→ **Written instruction**:
Narrow the data below down to the lines containing "mean".

[Records from a data collection]
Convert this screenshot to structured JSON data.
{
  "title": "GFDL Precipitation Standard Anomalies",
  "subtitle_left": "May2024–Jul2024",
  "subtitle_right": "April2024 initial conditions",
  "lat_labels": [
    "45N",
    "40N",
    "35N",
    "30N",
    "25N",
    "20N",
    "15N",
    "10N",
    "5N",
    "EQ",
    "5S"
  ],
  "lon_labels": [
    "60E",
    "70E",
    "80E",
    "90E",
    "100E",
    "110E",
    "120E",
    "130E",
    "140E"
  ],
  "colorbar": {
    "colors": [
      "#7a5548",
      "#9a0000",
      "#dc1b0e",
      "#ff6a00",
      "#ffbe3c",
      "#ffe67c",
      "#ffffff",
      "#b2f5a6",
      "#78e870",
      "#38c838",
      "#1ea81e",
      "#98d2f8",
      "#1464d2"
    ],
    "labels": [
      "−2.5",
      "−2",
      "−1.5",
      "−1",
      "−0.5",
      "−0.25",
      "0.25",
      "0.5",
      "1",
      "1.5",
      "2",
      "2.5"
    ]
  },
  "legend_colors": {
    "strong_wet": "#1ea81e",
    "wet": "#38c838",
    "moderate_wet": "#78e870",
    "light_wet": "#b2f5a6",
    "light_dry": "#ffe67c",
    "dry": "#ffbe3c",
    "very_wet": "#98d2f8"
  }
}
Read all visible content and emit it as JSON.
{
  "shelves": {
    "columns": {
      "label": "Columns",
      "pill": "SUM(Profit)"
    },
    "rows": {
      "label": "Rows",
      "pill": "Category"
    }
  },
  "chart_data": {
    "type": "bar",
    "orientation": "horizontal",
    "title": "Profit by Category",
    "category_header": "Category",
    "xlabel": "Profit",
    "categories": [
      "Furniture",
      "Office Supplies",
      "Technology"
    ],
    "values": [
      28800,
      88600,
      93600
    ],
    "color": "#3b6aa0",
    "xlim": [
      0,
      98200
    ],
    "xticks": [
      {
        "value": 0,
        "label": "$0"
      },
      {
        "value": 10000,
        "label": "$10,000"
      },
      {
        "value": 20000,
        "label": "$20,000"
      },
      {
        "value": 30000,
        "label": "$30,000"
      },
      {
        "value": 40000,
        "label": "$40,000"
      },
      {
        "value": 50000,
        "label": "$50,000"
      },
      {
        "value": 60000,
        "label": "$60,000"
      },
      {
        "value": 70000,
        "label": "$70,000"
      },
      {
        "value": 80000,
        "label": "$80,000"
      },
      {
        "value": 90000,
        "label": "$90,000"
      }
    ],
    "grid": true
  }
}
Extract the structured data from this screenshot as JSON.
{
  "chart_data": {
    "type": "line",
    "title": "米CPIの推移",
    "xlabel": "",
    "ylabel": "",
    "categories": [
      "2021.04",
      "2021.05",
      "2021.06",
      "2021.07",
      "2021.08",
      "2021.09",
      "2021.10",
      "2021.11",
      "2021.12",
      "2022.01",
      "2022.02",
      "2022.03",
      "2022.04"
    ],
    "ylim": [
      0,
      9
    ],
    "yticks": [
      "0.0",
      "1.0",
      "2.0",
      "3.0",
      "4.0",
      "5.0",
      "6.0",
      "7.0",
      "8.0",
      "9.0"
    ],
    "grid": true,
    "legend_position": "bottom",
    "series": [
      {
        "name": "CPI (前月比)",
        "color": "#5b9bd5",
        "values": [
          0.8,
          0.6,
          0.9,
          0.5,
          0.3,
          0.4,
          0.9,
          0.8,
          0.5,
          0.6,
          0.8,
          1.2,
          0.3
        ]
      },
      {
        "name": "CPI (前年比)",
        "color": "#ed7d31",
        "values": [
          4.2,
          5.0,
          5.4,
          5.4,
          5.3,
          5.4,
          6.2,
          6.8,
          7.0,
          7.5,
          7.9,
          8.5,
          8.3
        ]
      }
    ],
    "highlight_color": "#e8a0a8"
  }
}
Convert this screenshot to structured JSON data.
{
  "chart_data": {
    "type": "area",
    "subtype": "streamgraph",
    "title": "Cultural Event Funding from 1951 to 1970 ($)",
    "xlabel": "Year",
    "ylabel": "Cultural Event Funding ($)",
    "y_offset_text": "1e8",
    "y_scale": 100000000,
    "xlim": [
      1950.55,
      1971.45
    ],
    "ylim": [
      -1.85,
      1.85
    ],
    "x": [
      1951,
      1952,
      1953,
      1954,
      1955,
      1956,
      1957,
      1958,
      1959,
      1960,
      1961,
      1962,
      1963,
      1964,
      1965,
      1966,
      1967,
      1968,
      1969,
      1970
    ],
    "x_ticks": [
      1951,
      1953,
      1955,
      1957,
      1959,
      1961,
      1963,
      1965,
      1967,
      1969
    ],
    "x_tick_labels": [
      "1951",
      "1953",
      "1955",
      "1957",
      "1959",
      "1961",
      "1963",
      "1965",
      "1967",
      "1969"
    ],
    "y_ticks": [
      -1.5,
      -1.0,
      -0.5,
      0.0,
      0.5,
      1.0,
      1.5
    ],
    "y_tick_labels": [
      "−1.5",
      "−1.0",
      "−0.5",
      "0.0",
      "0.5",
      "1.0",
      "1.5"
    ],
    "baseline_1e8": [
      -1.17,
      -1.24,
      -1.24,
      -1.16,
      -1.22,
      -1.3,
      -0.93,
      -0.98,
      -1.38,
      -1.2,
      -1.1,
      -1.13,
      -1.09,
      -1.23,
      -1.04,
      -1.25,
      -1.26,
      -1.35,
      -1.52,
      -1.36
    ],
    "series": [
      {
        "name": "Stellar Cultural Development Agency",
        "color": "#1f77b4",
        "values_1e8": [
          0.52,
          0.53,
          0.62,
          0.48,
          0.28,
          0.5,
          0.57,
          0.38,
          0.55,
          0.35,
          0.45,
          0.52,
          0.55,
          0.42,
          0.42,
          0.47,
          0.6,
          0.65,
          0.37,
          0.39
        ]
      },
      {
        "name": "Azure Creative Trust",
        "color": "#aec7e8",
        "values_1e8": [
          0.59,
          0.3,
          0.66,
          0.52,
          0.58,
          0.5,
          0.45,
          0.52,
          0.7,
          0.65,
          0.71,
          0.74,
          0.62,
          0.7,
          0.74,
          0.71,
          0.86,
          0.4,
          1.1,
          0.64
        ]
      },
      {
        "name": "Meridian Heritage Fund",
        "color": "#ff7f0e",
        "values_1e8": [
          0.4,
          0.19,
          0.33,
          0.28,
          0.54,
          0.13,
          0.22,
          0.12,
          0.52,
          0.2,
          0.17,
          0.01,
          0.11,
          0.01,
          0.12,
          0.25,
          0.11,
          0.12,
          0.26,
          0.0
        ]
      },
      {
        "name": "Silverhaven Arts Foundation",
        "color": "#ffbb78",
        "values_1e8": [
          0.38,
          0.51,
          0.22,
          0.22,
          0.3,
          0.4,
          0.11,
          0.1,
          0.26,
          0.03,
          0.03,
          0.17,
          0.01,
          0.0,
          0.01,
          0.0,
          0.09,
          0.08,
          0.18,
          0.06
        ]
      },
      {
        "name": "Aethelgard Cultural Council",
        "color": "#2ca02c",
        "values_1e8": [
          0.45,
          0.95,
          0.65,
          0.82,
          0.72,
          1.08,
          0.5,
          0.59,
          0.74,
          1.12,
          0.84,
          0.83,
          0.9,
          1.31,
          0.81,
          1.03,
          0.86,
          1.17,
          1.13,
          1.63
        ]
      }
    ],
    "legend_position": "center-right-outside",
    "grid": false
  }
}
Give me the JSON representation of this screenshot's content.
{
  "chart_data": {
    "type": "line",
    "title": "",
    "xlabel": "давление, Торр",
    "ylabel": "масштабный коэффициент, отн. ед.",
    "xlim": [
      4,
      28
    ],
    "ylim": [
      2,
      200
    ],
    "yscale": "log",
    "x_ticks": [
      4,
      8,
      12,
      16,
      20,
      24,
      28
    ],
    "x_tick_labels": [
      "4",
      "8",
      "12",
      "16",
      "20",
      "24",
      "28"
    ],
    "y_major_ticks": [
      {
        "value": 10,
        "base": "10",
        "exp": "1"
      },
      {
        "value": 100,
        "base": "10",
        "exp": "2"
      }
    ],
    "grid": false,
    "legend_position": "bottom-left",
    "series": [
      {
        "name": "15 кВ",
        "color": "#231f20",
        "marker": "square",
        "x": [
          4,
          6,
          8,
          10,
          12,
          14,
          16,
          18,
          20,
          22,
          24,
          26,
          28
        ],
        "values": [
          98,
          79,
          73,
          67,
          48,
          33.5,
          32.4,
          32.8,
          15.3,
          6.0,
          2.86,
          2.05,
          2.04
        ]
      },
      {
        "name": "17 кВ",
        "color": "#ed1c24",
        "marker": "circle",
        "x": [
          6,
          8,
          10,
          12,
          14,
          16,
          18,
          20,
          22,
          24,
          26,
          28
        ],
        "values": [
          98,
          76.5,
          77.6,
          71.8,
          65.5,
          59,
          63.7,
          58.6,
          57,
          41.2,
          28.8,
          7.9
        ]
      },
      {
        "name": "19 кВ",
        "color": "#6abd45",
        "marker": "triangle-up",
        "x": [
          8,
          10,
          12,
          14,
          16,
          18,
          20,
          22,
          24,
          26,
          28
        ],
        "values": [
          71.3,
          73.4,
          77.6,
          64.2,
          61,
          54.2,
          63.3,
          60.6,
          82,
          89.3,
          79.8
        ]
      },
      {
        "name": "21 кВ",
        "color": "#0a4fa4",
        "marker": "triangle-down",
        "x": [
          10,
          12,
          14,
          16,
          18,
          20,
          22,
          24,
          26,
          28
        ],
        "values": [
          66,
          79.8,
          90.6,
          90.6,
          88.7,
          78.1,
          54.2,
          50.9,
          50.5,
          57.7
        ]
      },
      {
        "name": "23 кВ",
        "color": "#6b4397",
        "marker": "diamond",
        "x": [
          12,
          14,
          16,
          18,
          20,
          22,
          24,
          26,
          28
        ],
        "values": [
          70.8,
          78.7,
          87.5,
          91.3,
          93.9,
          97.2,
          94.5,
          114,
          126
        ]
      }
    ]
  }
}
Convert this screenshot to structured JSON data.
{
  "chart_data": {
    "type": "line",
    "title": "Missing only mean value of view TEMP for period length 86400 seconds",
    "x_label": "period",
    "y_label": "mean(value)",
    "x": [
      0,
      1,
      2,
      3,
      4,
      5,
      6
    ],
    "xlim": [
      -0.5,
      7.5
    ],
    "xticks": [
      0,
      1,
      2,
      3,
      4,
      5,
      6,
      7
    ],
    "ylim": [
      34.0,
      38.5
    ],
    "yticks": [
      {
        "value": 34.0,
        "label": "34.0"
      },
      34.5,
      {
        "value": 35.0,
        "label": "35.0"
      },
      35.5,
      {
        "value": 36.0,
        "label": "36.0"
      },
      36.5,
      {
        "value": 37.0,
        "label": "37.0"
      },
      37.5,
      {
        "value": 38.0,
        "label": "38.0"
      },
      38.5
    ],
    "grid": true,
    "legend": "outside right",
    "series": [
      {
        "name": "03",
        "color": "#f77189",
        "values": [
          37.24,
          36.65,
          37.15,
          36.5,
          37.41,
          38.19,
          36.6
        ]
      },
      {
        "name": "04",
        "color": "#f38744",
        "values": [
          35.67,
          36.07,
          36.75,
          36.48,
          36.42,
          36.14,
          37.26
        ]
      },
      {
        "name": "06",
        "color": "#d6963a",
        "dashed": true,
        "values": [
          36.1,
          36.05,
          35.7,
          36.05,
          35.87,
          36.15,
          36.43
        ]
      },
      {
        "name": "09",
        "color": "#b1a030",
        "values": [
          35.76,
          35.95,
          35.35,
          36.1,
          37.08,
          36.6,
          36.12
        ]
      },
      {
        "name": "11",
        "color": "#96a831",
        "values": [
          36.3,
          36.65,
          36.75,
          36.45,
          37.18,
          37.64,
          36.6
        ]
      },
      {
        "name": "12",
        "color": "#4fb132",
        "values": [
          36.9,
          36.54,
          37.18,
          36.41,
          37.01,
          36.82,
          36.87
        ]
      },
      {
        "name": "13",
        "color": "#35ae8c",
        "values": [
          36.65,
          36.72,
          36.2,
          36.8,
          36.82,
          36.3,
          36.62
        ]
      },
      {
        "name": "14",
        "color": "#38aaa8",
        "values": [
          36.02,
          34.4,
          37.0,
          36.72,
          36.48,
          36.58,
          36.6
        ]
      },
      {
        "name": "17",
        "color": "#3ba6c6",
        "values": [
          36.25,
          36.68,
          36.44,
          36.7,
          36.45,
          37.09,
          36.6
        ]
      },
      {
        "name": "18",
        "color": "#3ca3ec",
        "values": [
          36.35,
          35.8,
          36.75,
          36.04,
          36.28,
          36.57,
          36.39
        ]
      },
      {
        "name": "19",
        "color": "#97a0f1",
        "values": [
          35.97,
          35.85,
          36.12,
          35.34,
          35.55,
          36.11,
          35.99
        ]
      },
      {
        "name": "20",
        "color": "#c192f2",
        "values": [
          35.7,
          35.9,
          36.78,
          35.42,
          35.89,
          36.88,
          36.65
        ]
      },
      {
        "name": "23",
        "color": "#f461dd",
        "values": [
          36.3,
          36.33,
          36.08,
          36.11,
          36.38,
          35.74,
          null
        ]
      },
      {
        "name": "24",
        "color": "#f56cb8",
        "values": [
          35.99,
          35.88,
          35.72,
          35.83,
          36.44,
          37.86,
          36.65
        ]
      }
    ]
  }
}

→ **Worked solution**:
    "title": "Missing only mean value of view TEMP for period length 86400 seconds",
    "y_label": "mean(value)",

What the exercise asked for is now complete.